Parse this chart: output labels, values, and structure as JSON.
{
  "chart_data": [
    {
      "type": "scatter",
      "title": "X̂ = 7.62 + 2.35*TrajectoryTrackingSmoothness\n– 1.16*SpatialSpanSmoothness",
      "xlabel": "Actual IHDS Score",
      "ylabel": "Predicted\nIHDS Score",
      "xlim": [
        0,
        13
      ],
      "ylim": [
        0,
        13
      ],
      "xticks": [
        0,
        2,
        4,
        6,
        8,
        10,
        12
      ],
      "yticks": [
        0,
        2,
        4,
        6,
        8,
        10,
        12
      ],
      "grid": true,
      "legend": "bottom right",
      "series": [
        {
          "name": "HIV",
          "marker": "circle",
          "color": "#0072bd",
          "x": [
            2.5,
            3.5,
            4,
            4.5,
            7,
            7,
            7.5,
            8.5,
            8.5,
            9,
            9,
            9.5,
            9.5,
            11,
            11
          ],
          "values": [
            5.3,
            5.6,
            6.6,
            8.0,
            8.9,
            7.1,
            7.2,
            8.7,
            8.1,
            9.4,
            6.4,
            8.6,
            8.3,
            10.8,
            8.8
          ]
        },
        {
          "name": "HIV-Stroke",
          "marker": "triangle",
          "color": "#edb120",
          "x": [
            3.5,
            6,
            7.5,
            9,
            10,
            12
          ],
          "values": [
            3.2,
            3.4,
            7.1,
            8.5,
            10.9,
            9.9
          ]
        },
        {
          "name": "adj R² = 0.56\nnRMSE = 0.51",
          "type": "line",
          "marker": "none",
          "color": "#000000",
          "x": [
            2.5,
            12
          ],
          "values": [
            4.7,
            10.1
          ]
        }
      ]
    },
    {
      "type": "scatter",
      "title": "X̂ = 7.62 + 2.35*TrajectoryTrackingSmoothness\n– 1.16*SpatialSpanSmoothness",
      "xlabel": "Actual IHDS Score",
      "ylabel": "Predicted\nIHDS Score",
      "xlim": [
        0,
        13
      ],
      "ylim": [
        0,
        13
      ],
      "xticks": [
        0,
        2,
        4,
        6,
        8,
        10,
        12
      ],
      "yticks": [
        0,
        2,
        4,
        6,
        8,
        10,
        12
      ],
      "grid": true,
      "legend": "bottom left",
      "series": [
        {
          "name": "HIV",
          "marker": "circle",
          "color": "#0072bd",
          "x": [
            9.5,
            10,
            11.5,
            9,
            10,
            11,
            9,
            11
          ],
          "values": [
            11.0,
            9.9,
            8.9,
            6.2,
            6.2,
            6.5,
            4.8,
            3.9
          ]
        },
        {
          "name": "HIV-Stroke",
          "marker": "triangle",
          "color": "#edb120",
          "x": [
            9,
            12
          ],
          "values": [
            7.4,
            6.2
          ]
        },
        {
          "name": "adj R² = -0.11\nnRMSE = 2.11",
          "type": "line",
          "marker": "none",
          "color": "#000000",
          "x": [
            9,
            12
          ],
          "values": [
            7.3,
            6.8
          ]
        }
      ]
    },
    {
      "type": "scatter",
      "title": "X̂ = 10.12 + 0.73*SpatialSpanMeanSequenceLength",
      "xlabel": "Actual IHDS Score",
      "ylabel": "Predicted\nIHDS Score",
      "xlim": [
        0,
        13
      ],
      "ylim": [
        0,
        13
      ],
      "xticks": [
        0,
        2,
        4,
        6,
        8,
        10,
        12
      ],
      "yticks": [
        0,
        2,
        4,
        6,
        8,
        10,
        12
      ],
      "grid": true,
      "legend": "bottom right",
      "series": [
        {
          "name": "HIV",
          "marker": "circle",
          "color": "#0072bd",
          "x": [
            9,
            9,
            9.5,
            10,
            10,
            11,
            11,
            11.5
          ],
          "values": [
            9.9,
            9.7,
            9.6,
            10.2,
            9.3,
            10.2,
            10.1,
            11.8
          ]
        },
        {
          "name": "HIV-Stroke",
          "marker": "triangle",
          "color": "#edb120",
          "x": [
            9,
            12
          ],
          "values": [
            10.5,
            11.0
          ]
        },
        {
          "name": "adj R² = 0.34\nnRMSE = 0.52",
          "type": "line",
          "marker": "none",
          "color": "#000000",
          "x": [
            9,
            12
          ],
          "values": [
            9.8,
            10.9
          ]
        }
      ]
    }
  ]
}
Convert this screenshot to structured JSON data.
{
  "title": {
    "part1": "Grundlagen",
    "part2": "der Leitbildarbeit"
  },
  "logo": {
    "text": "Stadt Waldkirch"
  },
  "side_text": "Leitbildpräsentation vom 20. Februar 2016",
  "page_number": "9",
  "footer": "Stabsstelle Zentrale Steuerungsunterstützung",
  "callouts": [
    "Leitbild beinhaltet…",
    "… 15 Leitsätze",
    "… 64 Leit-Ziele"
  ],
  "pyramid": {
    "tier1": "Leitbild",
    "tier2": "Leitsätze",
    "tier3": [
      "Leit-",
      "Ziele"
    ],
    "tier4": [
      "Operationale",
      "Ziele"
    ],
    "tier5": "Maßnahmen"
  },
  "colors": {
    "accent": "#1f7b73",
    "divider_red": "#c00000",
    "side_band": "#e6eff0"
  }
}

**EXERCISE AIM:**
Find the line that contains "Convert this screenshot". Repeat it and every line after it, exactly as written, up to and including the last line of the records above.

**REPLY TO THE EXERCISE:**
Convert this screenshot to structured JSON data.
{
  "title": {
    "part1": "Grundlagen",
    "part2": "der Leitbildarbeit"
  },
  "logo": {
    "text": "Stadt Waldkirch"
  },
  "side_text": "Leitbildpräsentation vom 20. Februar 2016",
  "page_number": "9",
  "footer": "Stabsstelle Zentrale Steuerungsunterstützung",
  "callouts": [
    "Leitbild beinhaltet…",
    "… 15 Leitsätze",
    "… 64 Leit-Ziele"
  ],
  "pyramid": {
    "tier1": "Leitbild",
    "tier2": "Leitsätze",
    "tier3": [
      "Leit-",
      "Ziele"
    ],
    "tier4": [
      "Operationale",
      "Ziele"
    ],
    "tier5": "Maßnahmen"
  },
  "colors": {
    "accent": "#1f7b73",
    "divider_red": "#c00000",
    "side_band": "#e6eff0"
  }
}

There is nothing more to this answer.